(WORK REQUIRED):
Quote the entries word for word. Omit the pictures.

_ _ _ _ _

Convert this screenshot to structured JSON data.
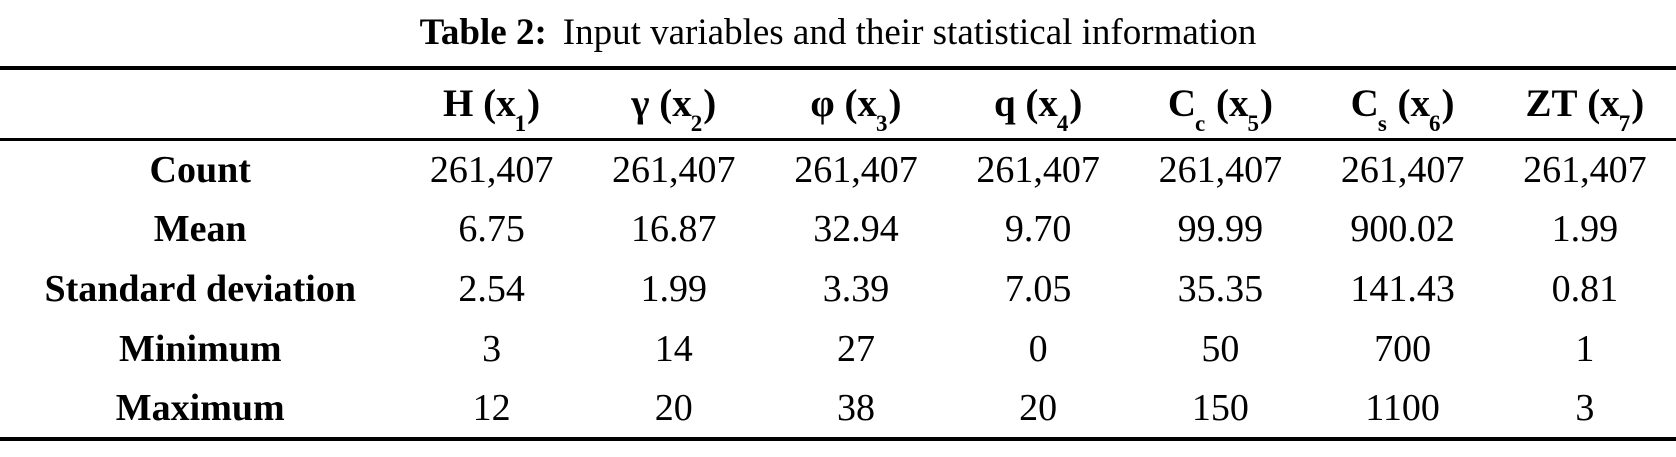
{
  "caption": {
    "label": "Table 2:",
    "text": "Input variables and their statistical information"
  },
  "table": {
    "corner_label": "",
    "columns": [
      {
        "base": "H",
        "base_sub": "",
        "open_paren": "(",
        "var": "x",
        "var_sub": "1",
        "close_paren": ")"
      },
      {
        "base": "γ",
        "base_sub": "",
        "open_paren": "(",
        "var": "x",
        "var_sub": "2",
        "close_paren": ")"
      },
      {
        "base": "φ",
        "base_sub": "",
        "open_paren": "(",
        "var": "x",
        "var_sub": "3",
        "close_paren": ")"
      },
      {
        "base": "q",
        "base_sub": "",
        "open_paren": "(",
        "var": "x",
        "var_sub": "4",
        "close_paren": ")"
      },
      {
        "base": "C",
        "base_sub": "c",
        "open_paren": "(",
        "var": "x",
        "var_sub": "5",
        "close_paren": ")"
      },
      {
        "base": "C",
        "base_sub": "s",
        "open_paren": "(",
        "var": "x",
        "var_sub": "6",
        "close_paren": ")"
      },
      {
        "base": "ZT",
        "base_sub": "",
        "open_paren": "(",
        "var": "x",
        "var_sub": "7",
        "close_paren": ")"
      }
    ],
    "rows": [
      {
        "label": "Count",
        "values": [
          "261,407",
          "261,407",
          "261,407",
          "261,407",
          "261,407",
          "261,407",
          "261,407"
        ]
      },
      {
        "label": "Mean",
        "values": [
          "6.75",
          "16.87",
          "32.94",
          "9.70",
          "99.99",
          "900.02",
          "1.99"
        ]
      },
      {
        "label": "Standard deviation",
        "values": [
          "2.54",
          "1.99",
          "3.39",
          "7.05",
          "35.35",
          "141.43",
          "0.81"
        ]
      },
      {
        "label": "Minimum",
        "values": [
          "3",
          "14",
          "27",
          "0",
          "50",
          "700",
          "1"
        ]
      },
      {
        "label": "Maximum",
        "values": [
          "12",
          "20",
          "38",
          "20",
          "150",
          "1100",
          "3"
        ]
      }
    ]
  },
  "colors": {
    "text": "#000000",
    "background": "#ffffff",
    "rule": "#000000"
  }
}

_ _ _ _ _

(ANSWER BELOW):
Convert this screenshot to structured JSON data.
{
  "caption": {
    "label": "Table 2:",
    "text": "Input variables and their statistical information"
  },
  "table": {
    "corner_label": "",
    "columns": [
      {
        "base": "H",
        "base_sub": "",
        "open_paren": "(",
        "var": "x",
        "var_sub": "1",
        "close_paren": ")"
      },
      {
        "base": "γ",
        "base_sub": "",
        "open_paren": "(",
        "var": "x",
        "var_sub": "2",
        "close_paren": ")"
      },
      {
        "base": "φ",
        "base_sub": "",
        "open_paren": "(",
        "var": "x",
        "var_sub": "3",
        "close_paren": ")"
      },
      {
        "base": "q",
        "base_sub": "",
        "open_paren": "(",
        "var": "x",
        "var_sub": "4",
        "close_paren": ")"
      },
      {
        "base": "C",
        "base_sub": "c",
        "open_paren": "(",
        "var": "x",
        "var_sub": "5",
        "close_paren": ")"
      },
      {
        "base": "C",
        "base_sub": "s",
        "open_paren": "(",
        "var": "x",
        "var_sub": "6",
        "close_paren": ")"
      },
      {
        "base": "ZT",
        "base_sub": "",
        "open_paren": "(",
        "var": "x",
        "var_sub": "7",
        "close_paren": ")"
      }
    ],
    "rows": [
      {
        "label": "Count",
        "values": [
          "261,407",
          "261,407",
          "261,407",
          "261,407",
          "261,407",
          "261,407",
          "261,407"
        ]
      },
      {
        "label": "Mean",
        "values": [
          "6.75",
          "16.87",
          "32.94",
          "9.70",
          "99.99",
          "900.02",
          "1.99"
        ]
      },
      {
        "label": "Standard deviation",
        "values": [
          "2.54",
          "1.99",
          "3.39",
          "7.05",
          "35.35",
          "141.43",
          "0.81"
        ]
      },
      {
        "label": "Minimum",
        "values": [
          "3",
          "14",
          "27",
          "0",
          "50",
          "700",
          "1"
        ]
      },
      {
        "label": "Maximum",
        "values": [
          "12",
          "20",
          "38",
          "20",
          "150",
          "1100",
          "3"
        ]
      }
    ]
  },
  "colors": {
    "text": "#000000",
    "background": "#ffffff",
    "rule": "#000000"
  }
}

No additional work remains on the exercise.